→ Your instructions: Reproduce every entry below precisely. Pictures are excluded from the copy.

→ Task data:
--- Begin ---

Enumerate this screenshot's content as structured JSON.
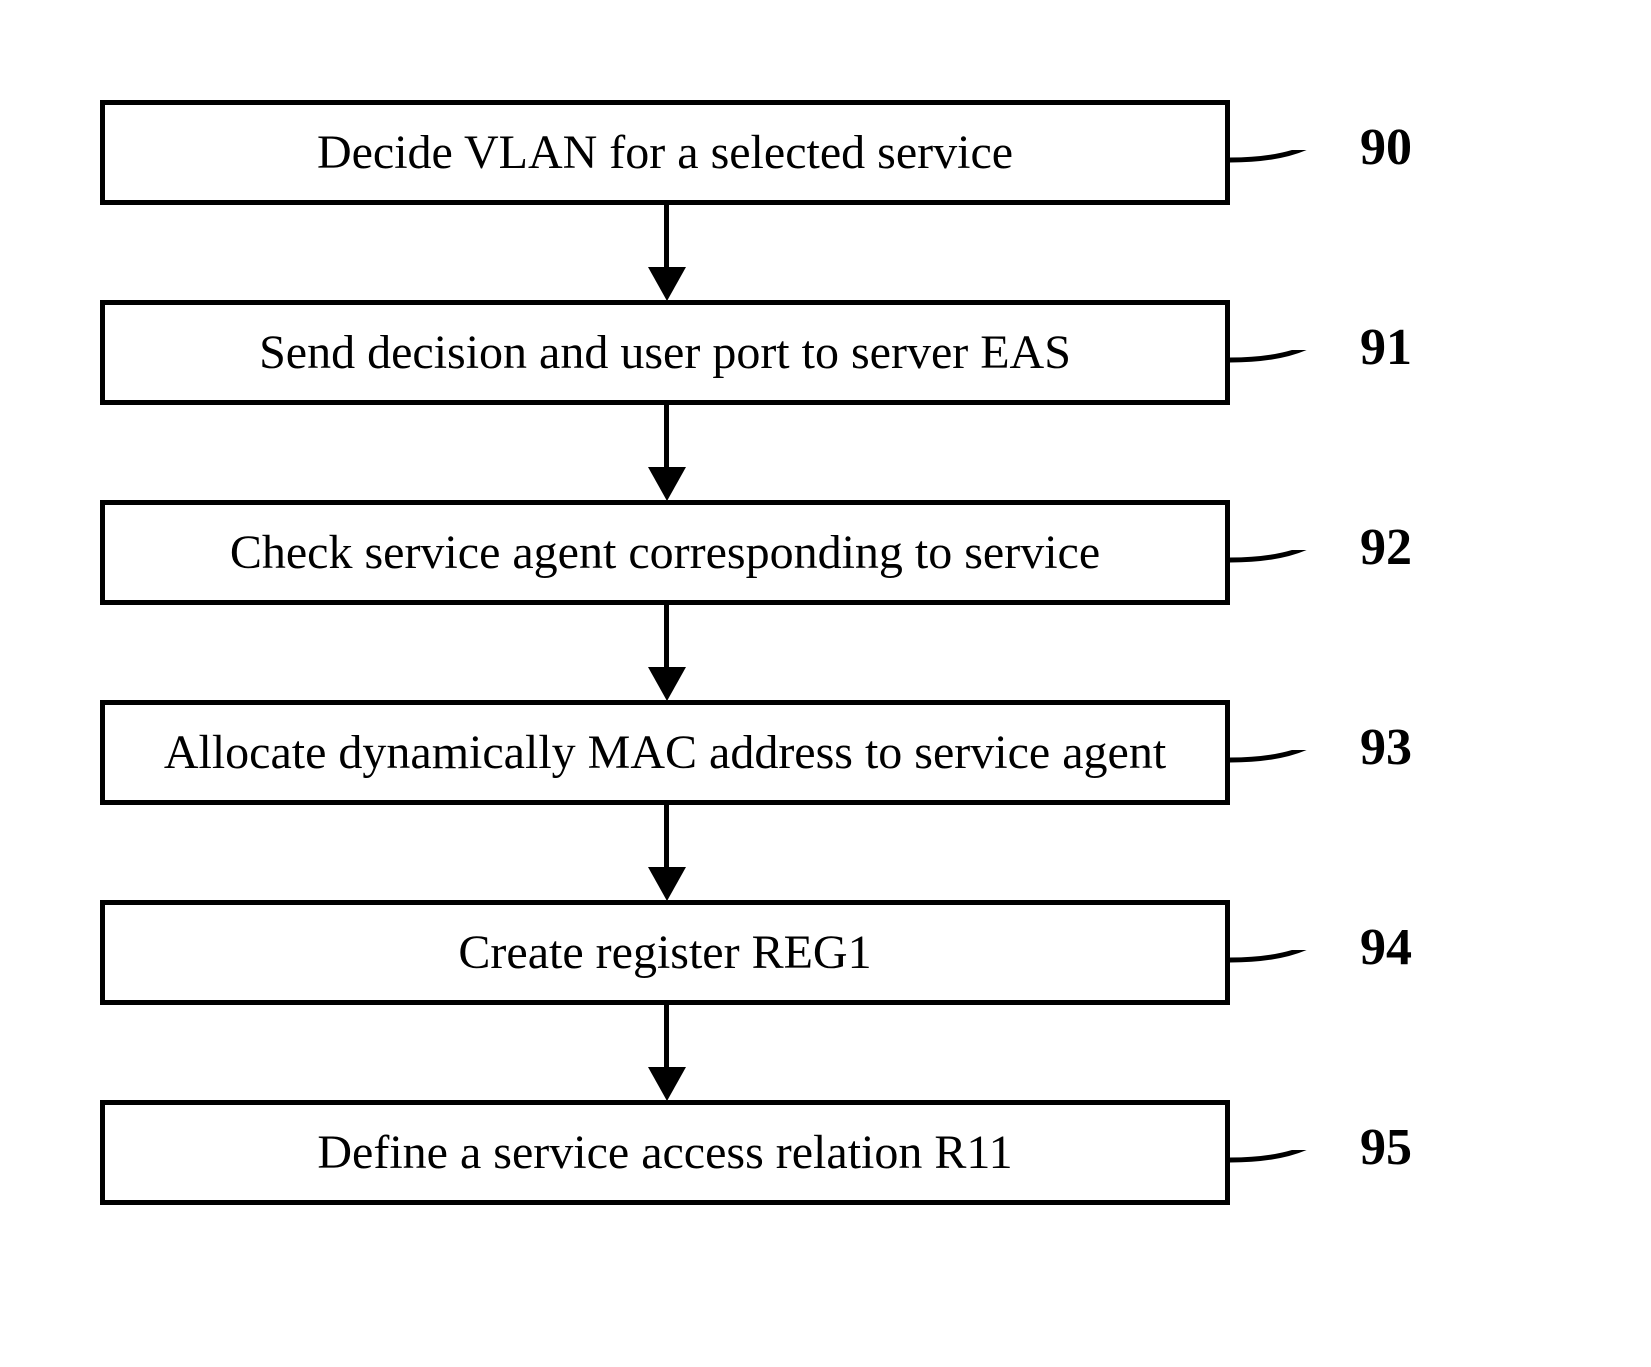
{
  "flowchart": {
    "steps": [
      {
        "label": "90",
        "text": "Decide VLAN for a selected service"
      },
      {
        "label": "91",
        "text": "Send decision and user port to server EAS"
      },
      {
        "label": "92",
        "text": "Check service agent corresponding to service"
      },
      {
        "label": "93",
        "text": "Allocate dynamically MAC address to service agent"
      },
      {
        "label": "94",
        "text": "Create register REG1"
      },
      {
        "label": "95",
        "text": "Define a service access relation R11"
      }
    ]
  }
}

--- End ---

→ Full answer:
Enumerate this screenshot's content as structured JSON.
{
  "flowchart": {
    "steps": [
      {
        "label": "90",
        "text": "Decide VLAN for a selected service"
      },
      {
        "label": "91",
        "text": "Send decision and user port to server EAS"
      },
      {
        "label": "92",
        "text": "Check service agent corresponding to service"
      },
      {
        "label": "93",
        "text": "Allocate dynamically MAC address to service agent"
      },
      {
        "label": "94",
        "text": "Create register REG1"
      },
      {
        "label": "95",
        "text": "Define a service access relation R11"
      }
    ]
  }
}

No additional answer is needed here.